**EXERCISE GOAL:**
Update the stretch from the line containing "info-icon[interactable]: i: [84, 0, 96, 10]" through the line containing "footer-divider: [0, 664, 471, 665]" by changing "radio-button" to "radio-input" and keeping everything else the same. Return only those lines.

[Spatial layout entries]
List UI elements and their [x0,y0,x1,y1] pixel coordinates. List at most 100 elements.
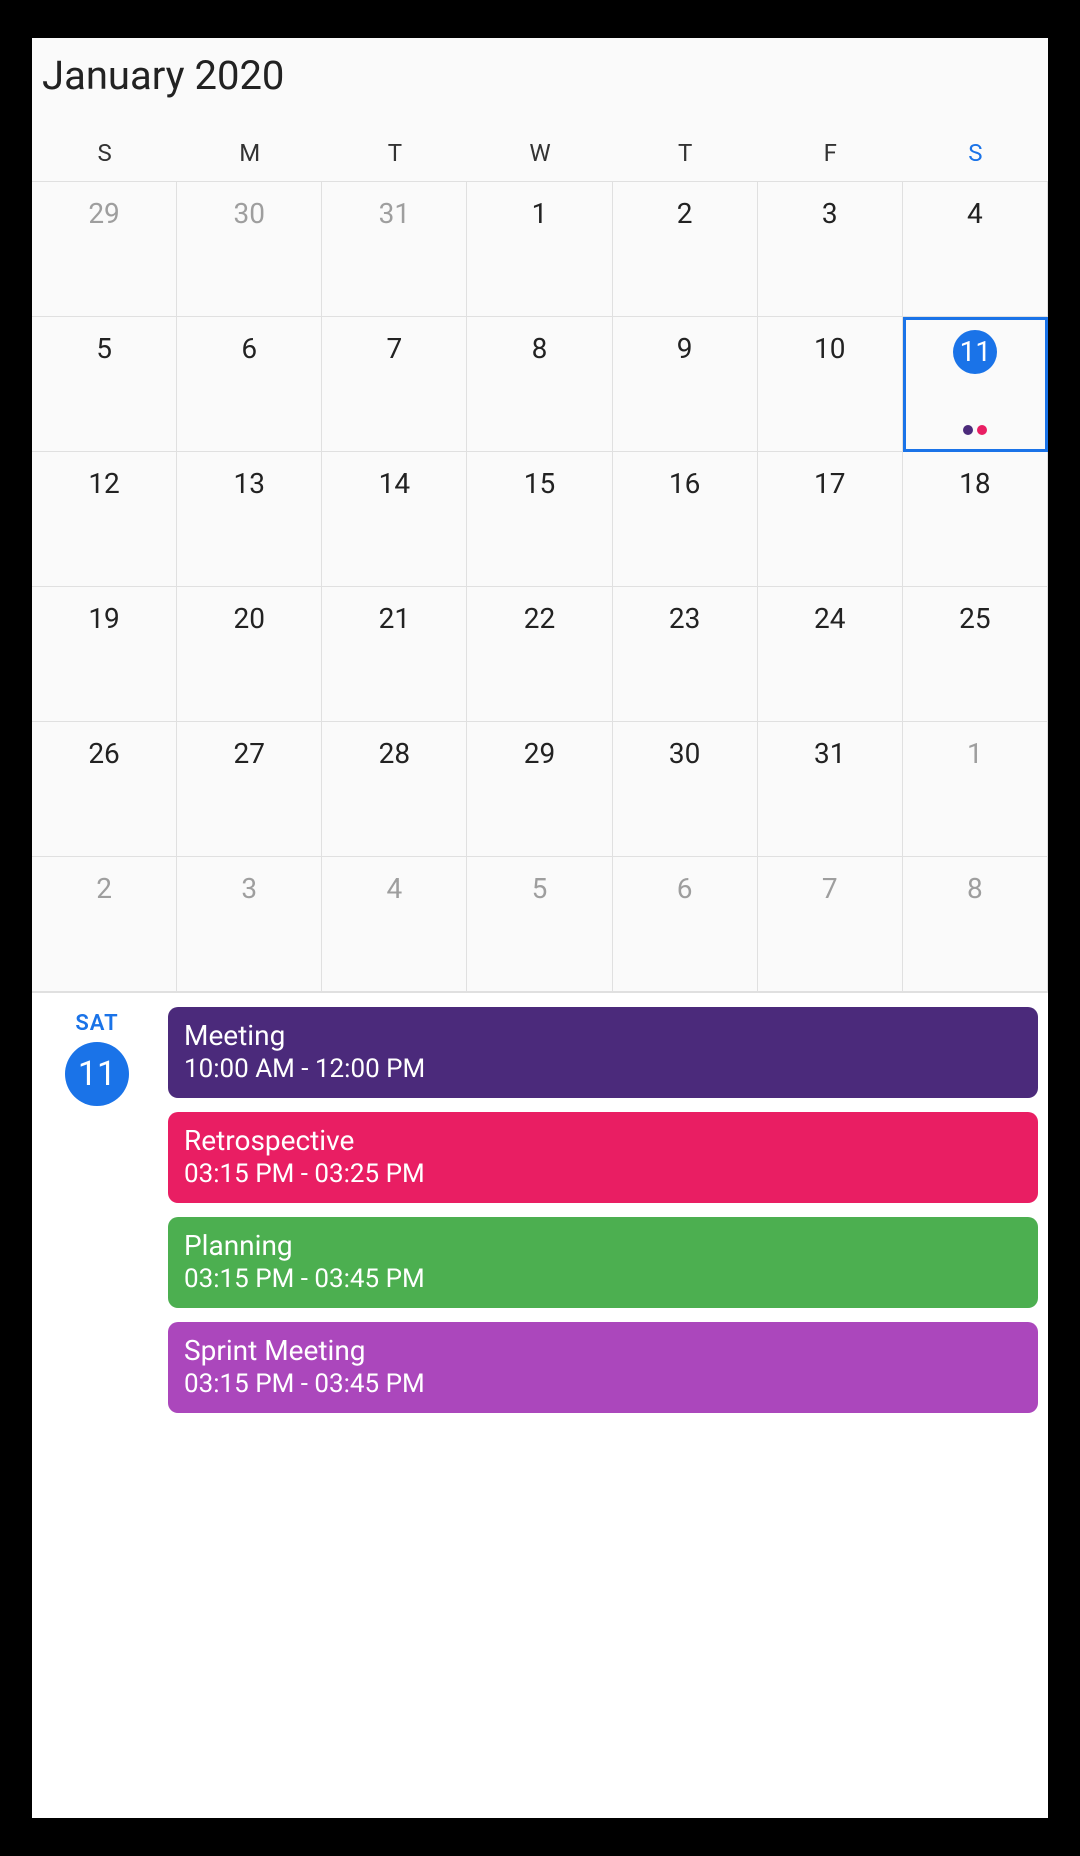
day-number: 8 [953,867,997,911]
day-number: 11 [953,330,997,374]
calendar-cell[interactable]: 3 [177,857,322,992]
calendar-cell[interactable]: 30 [177,182,322,317]
calendar-cell[interactable]: 9 [613,317,758,452]
day-number: 30 [663,732,707,776]
agenda-day-number: 11 [65,1042,129,1106]
day-number: 28 [372,732,416,776]
calendar-cell[interactable]: 21 [322,587,467,722]
calendar-cell[interactable]: 13 [177,452,322,587]
calendar-cell[interactable]: 7 [758,857,903,992]
agenda-event[interactable]: Retrospective03:15 PM - 03:25 PM [168,1112,1038,1203]
day-number: 21 [372,597,416,641]
agenda-day-indicator: SAT 11 [42,1007,152,1808]
calendar-cell[interactable]: 3 [758,182,903,317]
calendar-cell[interactable]: 23 [613,587,758,722]
agenda-event[interactable]: Sprint Meeting03:15 PM - 03:45 PM [168,1322,1038,1413]
day-number: 29 [82,192,126,236]
calendar-cell[interactable]: 29 [467,722,612,857]
calendar-cell[interactable]: 4 [903,182,1048,317]
event-title: Retrospective [184,1124,1022,1157]
weekday-sun: S [32,139,177,167]
weekday-thu: T [613,139,758,167]
calendar-cell[interactable]: 15 [467,452,612,587]
event-dot [963,425,973,435]
day-number: 7 [372,327,416,371]
calendar-cell[interactable]: 14 [322,452,467,587]
day-number: 17 [808,462,852,506]
day-number: 14 [372,462,416,506]
event-title: Planning [184,1229,1022,1262]
calendar-cell[interactable]: 10 [758,317,903,452]
day-number: 2 [82,867,126,911]
calendar-cell[interactable]: 30 [613,722,758,857]
day-number: 1 [517,192,561,236]
event-time: 03:15 PM - 03:25 PM [184,1159,1022,1189]
day-number: 12 [82,462,126,506]
calendar-cell[interactable]: 26 [32,722,177,857]
calendar-cell[interactable]: 2 [613,182,758,317]
calendar-cell[interactable]: 29 [32,182,177,317]
weekday-tue: T [322,139,467,167]
day-number: 3 [227,867,271,911]
calendar-cell[interactable]: 6 [177,317,322,452]
event-time: 03:15 PM - 03:45 PM [184,1369,1022,1399]
weekday-wed: W [467,139,612,167]
day-number: 23 [663,597,707,641]
day-number: 5 [517,867,561,911]
day-number: 7 [808,867,852,911]
calendar-cell[interactable]: 7 [322,317,467,452]
calendar-cell[interactable]: 1 [903,722,1048,857]
calendar-cell[interactable]: 31 [322,182,467,317]
calendar-cell[interactable]: 5 [32,317,177,452]
agenda-event[interactable]: Planning03:15 PM - 03:45 PM [168,1217,1038,1308]
calendar-cell[interactable]: 25 [903,587,1048,722]
event-time: 03:15 PM - 03:45 PM [184,1264,1022,1294]
calendar-cell[interactable]: 8 [903,857,1048,992]
calendar-app: January 2020 S M T W T F S 2930311234567… [32,38,1048,1818]
day-number: 6 [227,327,271,371]
calendar-cell[interactable]: 4 [322,857,467,992]
calendar-cell[interactable]: 28 [322,722,467,857]
calendar-cell[interactable]: 27 [177,722,322,857]
calendar-cell[interactable]: 2 [32,857,177,992]
day-number: 18 [953,462,997,506]
calendar-cell[interactable]: 16 [613,452,758,587]
day-number: 25 [953,597,997,641]
event-title: Meeting [184,1019,1022,1052]
day-number: 4 [372,867,416,911]
day-number: 30 [227,192,271,236]
day-number: 8 [517,327,561,371]
day-number: 10 [808,327,852,371]
calendar-cell[interactable]: 6 [613,857,758,992]
calendar-cell[interactable]: 11 [903,317,1048,452]
calendar-cell[interactable]: 1 [467,182,612,317]
event-time: 10:00 AM - 12:00 PM [184,1054,1022,1084]
day-number: 3 [808,192,852,236]
day-number: 31 [808,732,852,776]
day-number: 2 [663,192,707,236]
calendar-cell[interactable]: 5 [467,857,612,992]
calendar-cell[interactable]: 18 [903,452,1048,587]
agenda-panel: SAT 11 Meeting10:00 AM - 12:00 PM Retrosp… [32,992,1048,1818]
calendar-cell[interactable]: 17 [758,452,903,587]
calendar-cell[interactable]: 24 [758,587,903,722]
agenda-events-list: Meeting10:00 AM - 12:00 PMRetrospective0… [168,1007,1038,1808]
calendar-grid: 2930311234567891011121314151617181920212… [32,181,1048,992]
day-number: 6 [663,867,707,911]
calendar-cell[interactable]: 12 [32,452,177,587]
calendar-cell[interactable]: 22 [467,587,612,722]
weekday-row: S M T W T F S [32,119,1048,181]
day-number: 5 [82,327,126,371]
day-number: 22 [517,597,561,641]
day-number: 15 [517,462,561,506]
calendar-cell[interactable]: 31 [758,722,903,857]
calendar-cell[interactable]: 20 [177,587,322,722]
calendar-cell[interactable]: 19 [32,587,177,722]
day-number: 24 [808,597,852,641]
day-number: 27 [227,732,271,776]
month-title: January 2020 [42,52,1038,99]
day-number: 1 [953,732,997,776]
agenda-event[interactable]: Meeting10:00 AM - 12:00 PM [168,1007,1038,1098]
day-number: 31 [372,192,416,236]
calendar-cell[interactable]: 8 [467,317,612,452]
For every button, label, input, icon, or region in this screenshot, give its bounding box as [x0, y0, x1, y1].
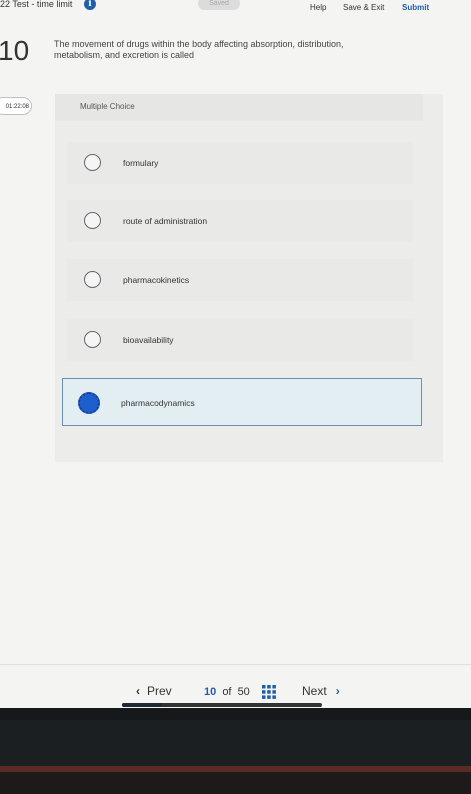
info-icon[interactable]: i: [84, 0, 96, 10]
answer-panel: Multiple Choice formulary route of admin…: [55, 94, 443, 462]
current-page: 10: [204, 686, 217, 698]
question-number: 10: [0, 35, 30, 66]
radio-button[interactable]: [84, 212, 101, 229]
question-text: The movement of drugs within the body af…: [54, 39, 344, 60]
radio-button[interactable]: [84, 271, 101, 288]
footer-divider: [0, 664, 471, 665]
option-bioavailability[interactable]: bioavailability: [67, 319, 413, 361]
option-label: formulary: [123, 158, 159, 168]
radio-button[interactable]: [84, 331, 101, 348]
panel-header: Multiple Choice: [55, 94, 423, 121]
chevron-left-icon: ‹: [136, 684, 140, 698]
option-pharmacodynamics[interactable]: pharmacodynamics: [62, 378, 422, 426]
chevron-right-icon: ›: [335, 684, 340, 698]
next-label: Next: [302, 684, 327, 698]
device-bezel: [0, 708, 471, 794]
option-label: pharmacokinetics: [123, 275, 190, 285]
prev-label: Prev: [147, 684, 172, 698]
progress-fill: [122, 703, 162, 707]
save-exit-link[interactable]: Save & Exit: [343, 3, 384, 12]
prev-button[interactable]: ‹ Prev: [136, 684, 172, 698]
radio-button-selected[interactable]: [78, 392, 100, 414]
grid-icon[interactable]: [262, 685, 276, 699]
test-title: 22 Test - time limit: [0, 0, 73, 9]
question-type-label: Multiple Choice: [80, 102, 135, 111]
help-link[interactable]: Help: [310, 3, 326, 12]
option-formulary[interactable]: formulary: [67, 142, 413, 184]
option-label: bioavailability: [123, 335, 174, 345]
saved-status-badge: Saved: [198, 0, 240, 10]
of-label: of: [222, 686, 232, 698]
next-button[interactable]: Next ›: [302, 684, 340, 698]
option-route-of-administration[interactable]: route of administration: [67, 200, 413, 242]
radio-button[interactable]: [84, 154, 101, 171]
timer-badge: 01:22:08: [0, 97, 32, 115]
submit-link[interactable]: Submit: [402, 3, 429, 12]
option-label: pharmacodynamics: [121, 398, 195, 408]
page-indicator: 10 of 50: [204, 686, 250, 698]
total-pages: 50: [237, 686, 250, 698]
progress-bar: [122, 703, 322, 707]
option-label: route of administration: [123, 216, 208, 226]
top-bar: 22 Test - time limit i Saved Help Save &…: [0, 0, 471, 18]
option-pharmacokinetics[interactable]: pharmacokinetics: [67, 259, 413, 301]
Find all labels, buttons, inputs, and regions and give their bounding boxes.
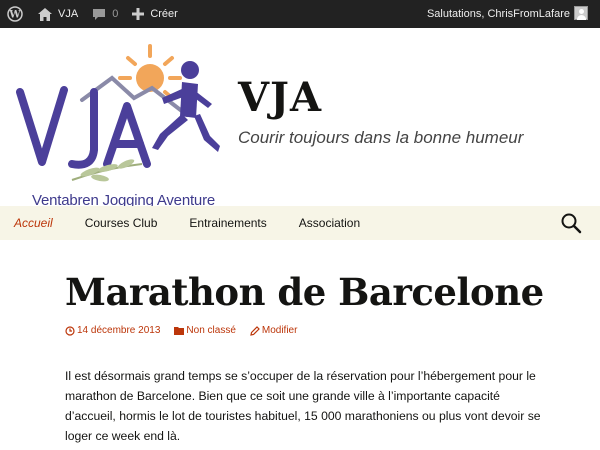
folder-icon bbox=[174, 327, 185, 335]
site-description: Courir toujours dans la bonne humeur bbox=[238, 128, 524, 147]
home-icon bbox=[38, 7, 52, 21]
site-logo[interactable]: Ventabren Jogging Aventure bbox=[12, 40, 222, 209]
post-content: Il est désormais grand temps se s’occupe… bbox=[65, 369, 541, 443]
comments-link[interactable]: 0 bbox=[85, 0, 125, 28]
nav-item-entrainements[interactable]: Entrainements bbox=[173, 206, 282, 240]
comments-count: 0 bbox=[112, 8, 119, 20]
wordpress-logo-icon[interactable]: W bbox=[0, 0, 31, 28]
greeting-text: Salutations, ChrisFromLafare bbox=[426, 8, 570, 20]
post-title[interactable]: Marathon de Barcelone bbox=[65, 270, 544, 314]
post-date: 14 décembre 2013 bbox=[77, 325, 161, 336]
search-button[interactable] bbox=[560, 212, 582, 234]
admin-bar: W VJA 0 Créer Salutations, ChrisFromLafa… bbox=[0, 0, 600, 28]
clock-icon bbox=[65, 325, 75, 336]
site-header: Ventabren Jogging Aventure VJA Courir to… bbox=[0, 28, 600, 209]
comment-icon bbox=[93, 8, 106, 20]
new-content-label: Créer bbox=[150, 8, 178, 20]
main-navigation: Accueil Courses Club Entrainements Assoc… bbox=[0, 206, 600, 240]
plus-icon bbox=[132, 8, 145, 20]
post-category-link[interactable]: Non classé bbox=[174, 325, 236, 336]
site-name-link[interactable]: VJA bbox=[31, 0, 85, 28]
avatar[interactable] bbox=[574, 6, 588, 20]
post-edit: Modifier bbox=[261, 325, 298, 336]
post-date-link[interactable]: 14 décembre 2013 bbox=[65, 325, 160, 336]
nav-item-association[interactable]: Association bbox=[283, 206, 376, 240]
post-category: Non classé bbox=[186, 325, 236, 336]
nav-item-courses-club[interactable]: Courses Club bbox=[69, 206, 174, 240]
post-meta: 14 décembre 2013 Non classé Modifier bbox=[65, 325, 297, 336]
nav-item-accueil[interactable]: Accueil bbox=[0, 206, 69, 240]
svg-text:W: W bbox=[8, 10, 21, 21]
post-edit-link[interactable]: Modifier bbox=[250, 325, 298, 336]
site-title[interactable]: VJA bbox=[238, 74, 322, 121]
pencil-icon bbox=[250, 325, 260, 336]
new-content-link[interactable]: Créer bbox=[125, 0, 185, 28]
search-icon bbox=[561, 213, 582, 234]
site-name-label: VJA bbox=[58, 8, 79, 20]
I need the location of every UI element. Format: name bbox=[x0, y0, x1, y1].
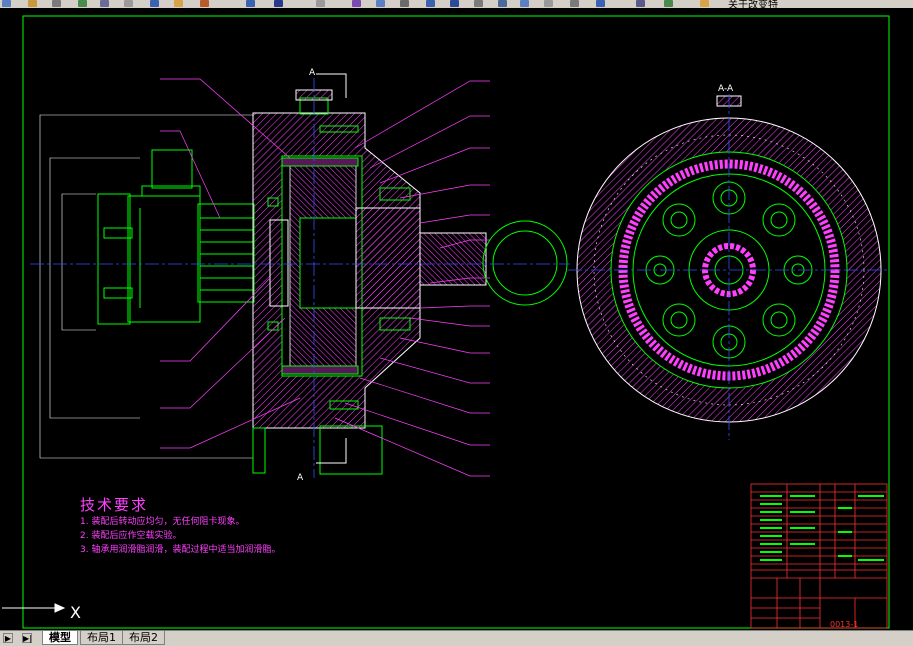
toolbar-icon-24[interactable] bbox=[636, 0, 645, 7]
tab-nav-next-button[interactable]: ▶ bbox=[3, 633, 13, 643]
drawing-number: 0013-1 bbox=[830, 620, 859, 629]
toolbar-icon-10[interactable] bbox=[246, 0, 255, 7]
toolbar-icon-9[interactable] bbox=[200, 0, 209, 7]
toolbar-icon-25[interactable] bbox=[664, 0, 673, 7]
section-label-top: A bbox=[309, 68, 316, 78]
title-block bbox=[750, 483, 888, 629]
motor bbox=[97, 149, 255, 325]
toolbar-icon-14[interactable] bbox=[376, 0, 385, 7]
toolbar-icon-1[interactable] bbox=[2, 0, 11, 7]
toolbar-icon-6[interactable] bbox=[124, 0, 133, 7]
toolbar-icon-18[interactable] bbox=[474, 0, 483, 7]
title-block-text bbox=[760, 495, 884, 561]
tech-requirement-line-1: 1. 装配后转动应均匀，无任何阻卡现象。 bbox=[80, 517, 245, 527]
toolbar-icon-19[interactable] bbox=[498, 0, 507, 7]
toolbar-icon-5[interactable] bbox=[100, 0, 109, 7]
tech-requirement-line-3: 3. 轴承用润滑脂润滑，装配过程中适当加润滑脂。 bbox=[80, 545, 281, 555]
toolbar-icon-21[interactable] bbox=[544, 0, 553, 7]
tech-requirement-line-2: 2. 装配后应作空载实验。 bbox=[80, 531, 182, 541]
toolbar-icon-12[interactable] bbox=[316, 0, 325, 7]
toolbar-icon-20[interactable] bbox=[520, 0, 529, 7]
tech-requirements-title: 技术要求 bbox=[80, 496, 149, 514]
toolbar-icon-26[interactable] bbox=[700, 0, 709, 7]
toolbar-icon-23[interactable] bbox=[596, 0, 605, 7]
toolbar-icon-15[interactable] bbox=[400, 0, 409, 7]
tab-layout1[interactable]: 布局1 bbox=[80, 631, 123, 645]
toolbar-icon-7[interactable] bbox=[150, 0, 159, 7]
toolbar-icon-13[interactable] bbox=[352, 0, 361, 7]
toolbar-icon-16[interactable] bbox=[426, 0, 435, 7]
toolbar-icon-8[interactable] bbox=[174, 0, 183, 7]
tab-layout2[interactable]: 布局2 bbox=[122, 631, 165, 645]
aa-view bbox=[568, 94, 890, 440]
toolbar-icon-17[interactable] bbox=[450, 0, 459, 7]
toolbar-icon-2[interactable] bbox=[28, 0, 37, 7]
drawing-canvas[interactable]: A A A-A 技术要求 1. 装配后转动应均匀，无任何阻卡现象。 2. 装配后… bbox=[0, 8, 913, 630]
section-view-label: A-A bbox=[718, 84, 734, 94]
tab-model[interactable]: 模型 bbox=[42, 631, 78, 645]
toolbar-icon-22[interactable] bbox=[570, 0, 579, 7]
toolbar-icon-3[interactable] bbox=[52, 0, 61, 7]
toolbar-icon-11[interactable] bbox=[274, 0, 283, 7]
dimension-lines bbox=[39, 114, 253, 459]
toolbar-icon-4[interactable] bbox=[78, 0, 87, 7]
ucs-x-label: X bbox=[70, 603, 81, 622]
tab-nav-last-button[interactable]: ▶| bbox=[22, 633, 32, 643]
ucs-icon bbox=[2, 603, 66, 613]
layout-tab-bar: ▶ ▶| 模型 布局1 布局2 bbox=[0, 630, 913, 646]
tech-requirements: 技术要求 1. 装配后转动应均匀，无任何阻卡现象。 2. 装配后应作空载实验。 … bbox=[80, 494, 280, 557]
section-label-bottom: A bbox=[297, 473, 304, 483]
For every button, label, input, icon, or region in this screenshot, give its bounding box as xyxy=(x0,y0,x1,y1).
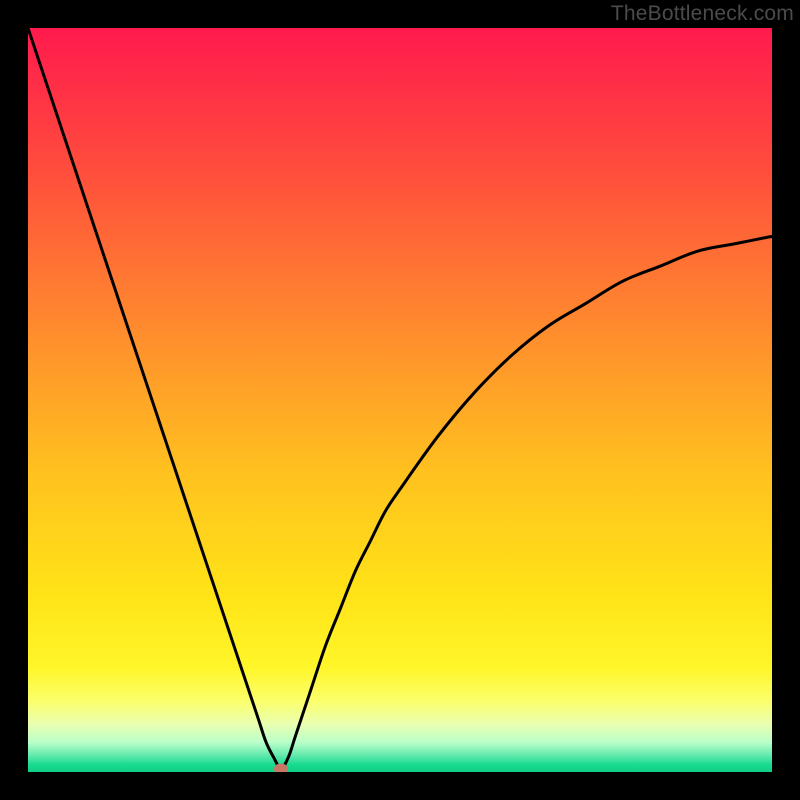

**SOLUTION TO THIS TASK:**
info-icon[interactable]: i: [84, 0, 96, 10]
answer-panel: Multiple Choice formulary route of admin…: [55, 94, 443, 462]
current-page: 10: [204, 686, 217, 698]
question-number: 10: [0, 35, 30, 66]
radio-input[interactable]: [84, 212, 101, 229]
question-text: The movement of drugs within the body af…: [54, 39, 344, 60]
radio-input[interactable]: [84, 271, 101, 288]
footer-divider: [0, 664, 471, 665]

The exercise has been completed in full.